[Start SUPPLIED MATERIAL]

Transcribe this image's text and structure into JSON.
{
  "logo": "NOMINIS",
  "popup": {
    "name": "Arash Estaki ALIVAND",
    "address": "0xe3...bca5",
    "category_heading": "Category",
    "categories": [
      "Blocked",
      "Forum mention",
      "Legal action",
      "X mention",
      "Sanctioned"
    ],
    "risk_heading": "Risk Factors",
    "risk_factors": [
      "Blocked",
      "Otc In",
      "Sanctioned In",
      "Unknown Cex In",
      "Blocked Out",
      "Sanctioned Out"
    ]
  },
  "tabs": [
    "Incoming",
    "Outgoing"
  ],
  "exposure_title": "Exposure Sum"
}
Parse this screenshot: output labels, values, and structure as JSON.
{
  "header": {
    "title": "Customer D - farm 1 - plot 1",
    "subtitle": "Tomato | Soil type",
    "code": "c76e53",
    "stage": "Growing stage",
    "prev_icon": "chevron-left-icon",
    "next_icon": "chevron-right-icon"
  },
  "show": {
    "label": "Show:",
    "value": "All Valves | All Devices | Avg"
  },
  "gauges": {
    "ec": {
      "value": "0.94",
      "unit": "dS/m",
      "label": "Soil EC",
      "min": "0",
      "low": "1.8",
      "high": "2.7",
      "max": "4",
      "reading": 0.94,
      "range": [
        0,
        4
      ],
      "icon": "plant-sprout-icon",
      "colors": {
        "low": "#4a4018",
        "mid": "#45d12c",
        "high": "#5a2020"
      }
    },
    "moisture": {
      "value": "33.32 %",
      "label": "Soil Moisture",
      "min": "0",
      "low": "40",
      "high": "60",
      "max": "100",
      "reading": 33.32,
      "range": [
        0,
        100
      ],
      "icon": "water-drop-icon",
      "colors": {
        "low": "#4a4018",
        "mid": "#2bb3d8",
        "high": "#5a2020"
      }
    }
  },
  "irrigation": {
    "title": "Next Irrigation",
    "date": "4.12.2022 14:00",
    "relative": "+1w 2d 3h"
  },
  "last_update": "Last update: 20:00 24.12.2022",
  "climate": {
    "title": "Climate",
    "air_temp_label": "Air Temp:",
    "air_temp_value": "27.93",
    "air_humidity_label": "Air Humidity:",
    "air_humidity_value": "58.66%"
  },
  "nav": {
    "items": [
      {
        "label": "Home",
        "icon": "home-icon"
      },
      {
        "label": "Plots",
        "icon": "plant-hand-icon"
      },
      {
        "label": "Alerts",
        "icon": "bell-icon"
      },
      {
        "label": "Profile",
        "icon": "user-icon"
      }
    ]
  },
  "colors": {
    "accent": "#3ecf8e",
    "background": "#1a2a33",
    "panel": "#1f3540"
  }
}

[End SUPPLIED MATERIAL]

Extract lines where the string "icon" occurs.

## THE COMPLETED TASK
    "prev_icon": "chevron-left-icon",
    "next_icon": "chevron-right-icon"
      "icon": "plant-sprout-icon",
      "icon": "water-drop-icon",
        "icon": "home-icon"
        "icon": "plant-hand-icon"
        "icon": "bell-icon"
        "icon": "user-icon"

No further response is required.